* What you should do: Reproduce the records exactly.
= = =
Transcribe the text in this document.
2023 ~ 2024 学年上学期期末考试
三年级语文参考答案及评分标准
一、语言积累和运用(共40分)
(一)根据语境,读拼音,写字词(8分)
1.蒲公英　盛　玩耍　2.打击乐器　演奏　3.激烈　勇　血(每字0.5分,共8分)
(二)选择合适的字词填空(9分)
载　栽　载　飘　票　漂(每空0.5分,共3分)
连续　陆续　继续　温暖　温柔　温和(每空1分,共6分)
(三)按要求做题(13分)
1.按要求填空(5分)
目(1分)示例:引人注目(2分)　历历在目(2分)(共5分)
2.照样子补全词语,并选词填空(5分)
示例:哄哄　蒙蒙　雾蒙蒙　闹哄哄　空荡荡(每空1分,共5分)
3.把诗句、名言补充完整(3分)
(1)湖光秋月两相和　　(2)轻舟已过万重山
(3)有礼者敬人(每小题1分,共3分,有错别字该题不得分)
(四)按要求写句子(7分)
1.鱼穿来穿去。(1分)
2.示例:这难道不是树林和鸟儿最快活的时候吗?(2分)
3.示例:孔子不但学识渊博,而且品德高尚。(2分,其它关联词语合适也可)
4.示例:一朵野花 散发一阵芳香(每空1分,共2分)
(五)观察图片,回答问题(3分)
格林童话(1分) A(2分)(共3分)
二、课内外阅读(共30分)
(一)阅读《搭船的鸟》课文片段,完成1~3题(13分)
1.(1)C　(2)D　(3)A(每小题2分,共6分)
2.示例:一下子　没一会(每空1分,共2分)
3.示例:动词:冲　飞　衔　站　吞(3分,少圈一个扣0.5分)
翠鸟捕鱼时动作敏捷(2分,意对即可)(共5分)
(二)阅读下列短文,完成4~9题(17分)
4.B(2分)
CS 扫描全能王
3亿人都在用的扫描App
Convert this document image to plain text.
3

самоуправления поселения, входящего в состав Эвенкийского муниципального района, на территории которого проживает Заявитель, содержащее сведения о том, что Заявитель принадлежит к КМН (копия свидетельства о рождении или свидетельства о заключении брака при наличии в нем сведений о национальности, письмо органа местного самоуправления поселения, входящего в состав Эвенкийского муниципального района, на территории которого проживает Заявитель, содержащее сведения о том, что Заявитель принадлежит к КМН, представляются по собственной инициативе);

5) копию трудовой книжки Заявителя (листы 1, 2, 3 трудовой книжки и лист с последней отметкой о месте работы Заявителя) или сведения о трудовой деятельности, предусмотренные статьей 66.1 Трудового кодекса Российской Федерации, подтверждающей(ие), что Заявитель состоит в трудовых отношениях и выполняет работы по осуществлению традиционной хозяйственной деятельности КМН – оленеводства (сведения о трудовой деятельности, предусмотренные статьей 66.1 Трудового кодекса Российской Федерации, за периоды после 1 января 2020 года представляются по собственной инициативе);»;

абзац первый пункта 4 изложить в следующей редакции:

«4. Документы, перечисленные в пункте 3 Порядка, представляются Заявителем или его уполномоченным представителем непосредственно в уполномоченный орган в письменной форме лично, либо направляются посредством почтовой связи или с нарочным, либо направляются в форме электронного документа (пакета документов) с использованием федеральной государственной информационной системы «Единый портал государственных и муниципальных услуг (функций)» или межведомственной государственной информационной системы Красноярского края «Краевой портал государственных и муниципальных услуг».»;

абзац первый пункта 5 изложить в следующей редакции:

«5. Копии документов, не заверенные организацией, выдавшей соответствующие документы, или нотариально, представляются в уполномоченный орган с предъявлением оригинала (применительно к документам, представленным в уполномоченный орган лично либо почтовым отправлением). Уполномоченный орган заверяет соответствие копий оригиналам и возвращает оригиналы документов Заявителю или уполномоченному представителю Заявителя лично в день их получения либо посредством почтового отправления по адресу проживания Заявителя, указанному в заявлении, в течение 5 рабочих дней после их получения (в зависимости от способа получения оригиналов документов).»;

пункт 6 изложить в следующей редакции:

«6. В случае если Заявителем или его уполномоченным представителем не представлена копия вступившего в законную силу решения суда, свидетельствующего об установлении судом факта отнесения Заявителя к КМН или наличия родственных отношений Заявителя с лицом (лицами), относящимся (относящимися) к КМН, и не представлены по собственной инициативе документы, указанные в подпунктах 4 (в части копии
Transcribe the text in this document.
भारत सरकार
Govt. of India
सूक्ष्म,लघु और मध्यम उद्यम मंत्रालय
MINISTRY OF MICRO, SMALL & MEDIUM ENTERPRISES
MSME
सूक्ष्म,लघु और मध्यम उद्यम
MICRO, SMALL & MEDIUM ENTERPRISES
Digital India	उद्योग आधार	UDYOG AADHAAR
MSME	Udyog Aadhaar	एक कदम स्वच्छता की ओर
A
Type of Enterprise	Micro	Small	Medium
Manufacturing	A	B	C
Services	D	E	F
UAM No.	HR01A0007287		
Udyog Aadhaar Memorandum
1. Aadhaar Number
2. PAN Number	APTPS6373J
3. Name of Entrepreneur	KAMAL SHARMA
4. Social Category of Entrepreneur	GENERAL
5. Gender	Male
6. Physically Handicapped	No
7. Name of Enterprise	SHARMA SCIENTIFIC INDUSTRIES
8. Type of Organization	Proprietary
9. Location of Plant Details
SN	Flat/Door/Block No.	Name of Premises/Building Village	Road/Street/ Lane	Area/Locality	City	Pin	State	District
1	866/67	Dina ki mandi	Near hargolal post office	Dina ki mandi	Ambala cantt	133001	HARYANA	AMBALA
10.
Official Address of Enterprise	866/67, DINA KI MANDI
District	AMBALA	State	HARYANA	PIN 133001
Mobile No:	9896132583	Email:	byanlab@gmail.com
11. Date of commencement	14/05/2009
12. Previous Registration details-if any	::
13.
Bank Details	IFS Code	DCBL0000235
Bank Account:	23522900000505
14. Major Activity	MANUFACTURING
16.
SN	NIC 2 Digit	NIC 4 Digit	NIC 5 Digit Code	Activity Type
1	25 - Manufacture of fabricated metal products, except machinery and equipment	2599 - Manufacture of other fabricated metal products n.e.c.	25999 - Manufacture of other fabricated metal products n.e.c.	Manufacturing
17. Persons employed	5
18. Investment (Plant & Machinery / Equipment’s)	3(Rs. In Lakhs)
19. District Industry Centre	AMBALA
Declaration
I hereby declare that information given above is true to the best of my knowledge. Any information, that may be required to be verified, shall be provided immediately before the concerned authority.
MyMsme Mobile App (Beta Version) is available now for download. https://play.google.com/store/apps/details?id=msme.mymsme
= = =
* Result of the task:
Transcribe the text in this document.
2023 ~ 2024 学年上学期期末考试
三年级语文参考答案及评分标准
一、语言积累和运用(共40分)
(一)根据语境,读拼音,写字词(8分)
1.蒲公英　盛　玩耍　2.打击乐器　演奏　3.激烈　勇　血(每字0.5分,共8分)
(二)选择合适的字词填空(9分)
载　栽　载　飘　票　漂(每空0.5分,共3分)
连续　陆续　继续　温暖　温柔　温和(每空1分,共6分)
(三)按要求做题(13分)
1.按要求填空(5分)
目(1分)示例:引人注目(2分)　历历在目(2分)(共5分)
2.照样子补全词语,并选词填空(5分)
示例:哄哄　蒙蒙　雾蒙蒙　闹哄哄　空荡荡(每空1分,共5分)
3.把诗句、名言补充完整(3分)
(1)湖光秋月两相和　　(2)轻舟已过万重山
(3)有礼者敬人(每小题1分,共3分,有错别字该题不得分)
(四)按要求写句子(7分)
1.鱼穿来穿去。(1分)
2.示例:这难道不是树林和鸟儿最快活的时候吗?(2分)
3.示例:孔子不但学识渊博,而且品德高尚。(2分,其它关联词语合适也可)
4.示例:一朵野花 散发一阵芳香(每空1分,共2分)
(五)观察图片,回答问题(3分)
格林童话(1分) A(2分)(共3分)
二、课内外阅读(共30分)
(一)阅读《搭船的鸟》课文片段,完成1~3题(13分)
1.(1)C　(2)D　(3)A(每小题2分,共6分)
2.示例:一下子　没一会(每空1分,共2分)
3.示例:动词:冲　飞　衔　站　吞(3分,少圈一个扣0.5分)
翠鸟捕鱼时动作敏捷(2分,意对即可)(共5分)
(二)阅读下列短文,完成4~9题(17分)
4.B(2分)
CS 扫描全能王
3亿人都在用的扫描App
Convert this document image to plain text.
3

самоуправления поселения, входящего в состав Эвенкийского муниципального района, на территории которого проживает Заявитель, содержащее сведения о том, что Заявитель принадлежит к КМН (копия свидетельства о рождении или свидетельства о заключении брака при наличии в нем сведений о национальности, письмо органа местного самоуправления поселения, входящего в состав Эвенкийского муниципального района, на территории которого проживает Заявитель, содержащее сведения о том, что Заявитель принадлежит к КМН, представляются по собственной инициативе);

5) копию трудовой книжки Заявителя (листы 1, 2, 3 трудовой книжки и лист с последней отметкой о месте работы Заявителя) или сведения о трудовой деятельности, предусмотренные статьей 66.1 Трудового кодекса Российской Федерации, подтверждающей(ие), что Заявитель состоит в трудовых отношениях и выполняет работы по осуществлению традиционной хозяйственной деятельности КМН – оленеводства (сведения о трудовой деятельности, предусмотренные статьей 66.1 Трудового кодекса Российской Федерации, за периоды после 1 января 2020 года представляются по собственной инициативе);»;

абзац первый пункта 4 изложить в следующей редакции:

«4. Документы, перечисленные в пункте 3 Порядка, представляются Заявителем или его уполномоченным представителем непосредственно в уполномоченный орган в письменной форме лично, либо направляются посредством почтовой связи или с нарочным, либо направляются в форме электронного документа (пакета документов) с использованием федеральной государственной информационной системы «Единый портал государственных и муниципальных услуг (функций)» или межведомственной государственной информационной системы Красноярского края «Краевой портал государственных и муниципальных услуг».»;

абзац первый пункта 5 изложить в следующей редакции:

«5. Копии документов, не заверенные организацией, выдавшей соответствующие документы, или нотариально, представляются в уполномоченный орган с предъявлением оригинала (применительно к документам, представленным в уполномоченный орган лично либо почтовым отправлением). Уполномоченный орган заверяет соответствие копий оригиналам и возвращает оригиналы документов Заявителю или уполномоченному представителю Заявителя лично в день их получения либо посредством почтового отправления по адресу проживания Заявителя, указанному в заявлении, в течение 5 рабочих дней после их получения (в зависимости от способа получения оригиналов документов).»;

пункт 6 изложить в следующей редакции:

«6. В случае если Заявителем или его уполномоченным представителем не представлена копия вступившего в законную силу решения суда, свидетельствующего об установлении судом факта отнесения Заявителя к КМН или наличия родственных отношений Заявителя с лицом (лицами), относящимся (относящимися) к КМН, и не представлены по собственной инициативе документы, указанные в подпунктах 4 (в части копии
Transcribe the text in this document.
भारत सरकार
Govt. of India
सूक्ष्म,लघु और मध्यम उद्यम मंत्रालय
MINISTRY OF MICRO, SMALL & MEDIUM ENTERPRISES
MSME
सूक्ष्म,लघु और मध्यम उद्यम
MICRO, SMALL & MEDIUM ENTERPRISES
Digital India	उद्योग आधार	UDYOG AADHAAR
MSME	Udyog Aadhaar	एक कदम स्वच्छता की ओर
A
Type of Enterprise	Micro	Small	Medium
Manufacturing	A	B	C
Services	D	E	F
UAM No.	HR01A0007287		
Udyog Aadhaar Memorandum
1. Aadhaar Number
2. PAN Number	APTPS6373J
3. Name of Entrepreneur	KAMAL SHARMA
4. Social Category of Entrepreneur	GENERAL
5. Gender	Male
6. Physically Handicapped	No
7. Name of Enterprise	SHARMA SCIENTIFIC INDUSTRIES
8. Type of Organization	Proprietary
9. Location of Plant Details
SN	Flat/Door/Block No.	Name of Premises/Building Village	Road/Street/ Lane	Area/Locality	City	Pin	State	District
1	866/67	Dina ki mandi	Near hargolal post office	Dina ki mandi	Ambala cantt	133001	HARYANA	AMBALA
10.
Official Address of Enterprise	866/67, DINA KI MANDI
District	AMBALA	State	HARYANA	PIN 133001
Mobile No:	9896132583	Email:	byanlab@gmail.com
11. Date of commencement	14/05/2009
12. Previous Registration details-if any	::
13.
Bank Details	IFS Code	DCBL0000235
Bank Account:	23522900000505
14. Major Activity	MANUFACTURING
16.
SN	NIC 2 Digit	NIC 4 Digit	NIC 5 Digit Code	Activity Type
1	25 - Manufacture of fabricated metal products, except machinery and equipment	2599 - Manufacture of other fabricated metal products n.e.c.	25999 - Manufacture of other fabricated metal products n.e.c.	Manufacturing
17. Persons employed	5
18. Investment (Plant & Machinery / Equipment’s)	3(Rs. In Lakhs)
19. District Industry Centre	AMBALA
Declaration
I hereby declare that information given above is true to the best of my knowledge. Any information, that may be required to be verified, shall be provided immediately before the concerned authority.
MyMsme Mobile App (Beta Version) is available now for download. https://play.google.com/store/apps/details?id=msme.mymsme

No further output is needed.